• Recorded data:
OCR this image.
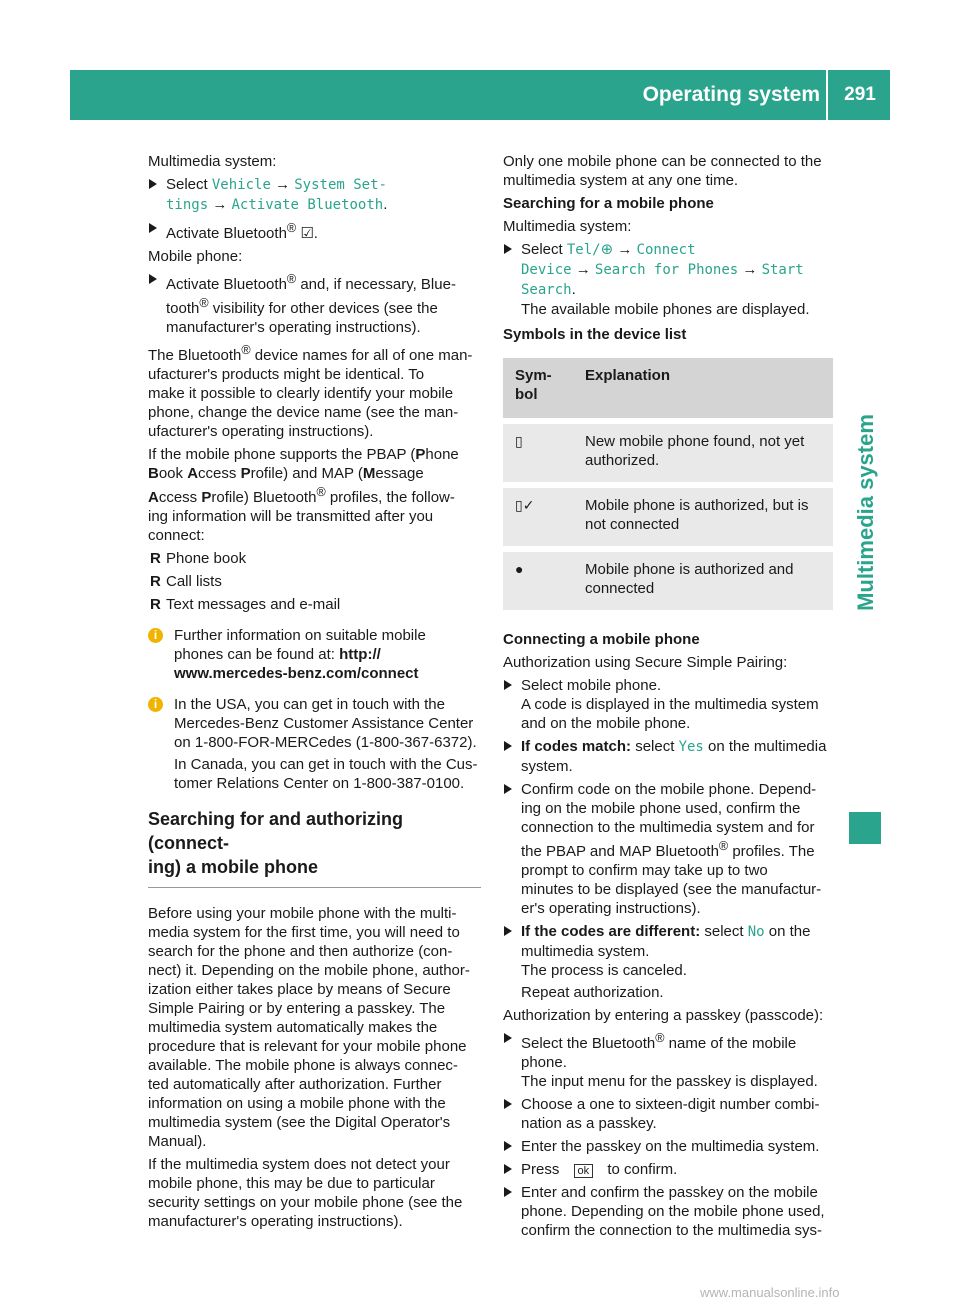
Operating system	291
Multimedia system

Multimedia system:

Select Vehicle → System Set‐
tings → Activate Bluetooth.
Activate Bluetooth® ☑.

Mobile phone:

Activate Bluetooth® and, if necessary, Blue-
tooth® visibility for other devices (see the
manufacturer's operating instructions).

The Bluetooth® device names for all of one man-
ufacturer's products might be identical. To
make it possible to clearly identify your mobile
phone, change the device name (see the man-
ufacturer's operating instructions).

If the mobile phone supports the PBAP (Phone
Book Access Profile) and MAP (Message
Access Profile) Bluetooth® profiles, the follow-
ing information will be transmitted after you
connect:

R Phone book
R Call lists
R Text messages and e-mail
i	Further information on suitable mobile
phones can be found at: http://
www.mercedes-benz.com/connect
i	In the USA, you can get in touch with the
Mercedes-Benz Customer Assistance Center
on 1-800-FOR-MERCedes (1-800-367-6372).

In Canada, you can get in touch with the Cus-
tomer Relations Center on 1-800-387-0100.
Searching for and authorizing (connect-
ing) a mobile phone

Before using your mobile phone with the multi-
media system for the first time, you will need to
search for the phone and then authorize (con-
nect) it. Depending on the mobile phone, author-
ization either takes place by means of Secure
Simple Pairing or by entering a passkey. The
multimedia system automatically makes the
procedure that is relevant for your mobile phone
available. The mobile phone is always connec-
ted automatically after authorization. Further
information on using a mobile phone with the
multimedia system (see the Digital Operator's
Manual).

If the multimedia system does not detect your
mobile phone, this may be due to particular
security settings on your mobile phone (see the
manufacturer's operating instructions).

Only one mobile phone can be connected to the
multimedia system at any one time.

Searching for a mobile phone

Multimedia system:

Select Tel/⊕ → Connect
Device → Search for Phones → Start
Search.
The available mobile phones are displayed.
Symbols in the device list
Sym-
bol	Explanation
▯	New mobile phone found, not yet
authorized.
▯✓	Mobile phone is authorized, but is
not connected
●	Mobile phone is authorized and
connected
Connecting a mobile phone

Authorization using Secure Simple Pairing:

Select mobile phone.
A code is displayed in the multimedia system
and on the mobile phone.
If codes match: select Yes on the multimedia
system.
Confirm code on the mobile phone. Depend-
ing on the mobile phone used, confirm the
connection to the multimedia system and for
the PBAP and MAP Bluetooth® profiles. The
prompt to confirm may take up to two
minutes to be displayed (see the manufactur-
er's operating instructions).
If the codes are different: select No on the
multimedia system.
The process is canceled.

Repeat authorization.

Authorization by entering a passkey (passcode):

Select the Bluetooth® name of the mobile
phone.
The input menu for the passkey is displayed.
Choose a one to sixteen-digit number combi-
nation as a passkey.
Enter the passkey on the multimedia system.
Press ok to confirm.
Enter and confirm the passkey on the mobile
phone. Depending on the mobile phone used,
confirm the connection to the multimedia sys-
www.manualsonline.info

• Task prompt:
Reproduce the whole listing exactly, but not the images in it.

• Solution to the problem:
OCR this image.
Operating system	291
Multimedia system

Multimedia system:

Select Vehicle → System Set‐
tings → Activate Bluetooth.
Activate Bluetooth® ☑.

Mobile phone:

Activate Bluetooth® and, if necessary, Blue-
tooth® visibility for other devices (see the
manufacturer's operating instructions).

The Bluetooth® device names for all of one man-
ufacturer's products might be identical. To
make it possible to clearly identify your mobile
phone, change the device name (see the man-
ufacturer's operating instructions).

If the mobile phone supports the PBAP (Phone
Book Access Profile) and MAP (Message
Access Profile) Bluetooth® profiles, the follow-
ing information will be transmitted after you
connect:

R Phone book
R Call lists
R Text messages and e-mail
i	Further information on suitable mobile
phones can be found at: http://
www.mercedes-benz.com/connect
i	In the USA, you can get in touch with the
Mercedes-Benz Customer Assistance Center
on 1-800-FOR-MERCedes (1-800-367-6372).

In Canada, you can get in touch with the Cus-
tomer Relations Center on 1-800-387-0100.
Searching for and authorizing (connect-
ing) a mobile phone

Before using your mobile phone with the multi-
media system for the first time, you will need to
search for the phone and then authorize (con-
nect) it. Depending on the mobile phone, author-
ization either takes place by means of Secure
Simple Pairing or by entering a passkey. The
multimedia system automatically makes the
procedure that is relevant for your mobile phone
available. The mobile phone is always connec-
ted automatically after authorization. Further
information on using a mobile phone with the
multimedia system (see the Digital Operator's
Manual).

If the multimedia system does not detect your
mobile phone, this may be due to particular
security settings on your mobile phone (see the
manufacturer's operating instructions).

Only one mobile phone can be connected to the
multimedia system at any one time.

Searching for a mobile phone

Multimedia system:

Select Tel/⊕ → Connect
Device → Search for Phones → Start
Search.
The available mobile phones are displayed.
Symbols in the device list
Sym-
bol	Explanation
▯	New mobile phone found, not yet
authorized.
▯✓	Mobile phone is authorized, but is
not connected
●	Mobile phone is authorized and
connected
Connecting a mobile phone

Authorization using Secure Simple Pairing:

Select mobile phone.
A code is displayed in the multimedia system
and on the mobile phone.
If codes match: select Yes on the multimedia
system.
Confirm code on the mobile phone. Depend-
ing on the mobile phone used, confirm the
connection to the multimedia system and for
the PBAP and MAP Bluetooth® profiles. The
prompt to confirm may take up to two
minutes to be displayed (see the manufactur-
er's operating instructions).
If the codes are different: select No on the
multimedia system.
The process is canceled.

Repeat authorization.

Authorization by entering a passkey (passcode):

Select the Bluetooth® name of the mobile
phone.
The input menu for the passkey is displayed.
Choose a one to sixteen-digit number combi-
nation as a passkey.
Enter the passkey on the multimedia system.
Press ok to confirm.
Enter and confirm the passkey on the mobile
phone. Depending on the mobile phone used,
confirm the connection to the multimedia sys-
www.manualsonline.info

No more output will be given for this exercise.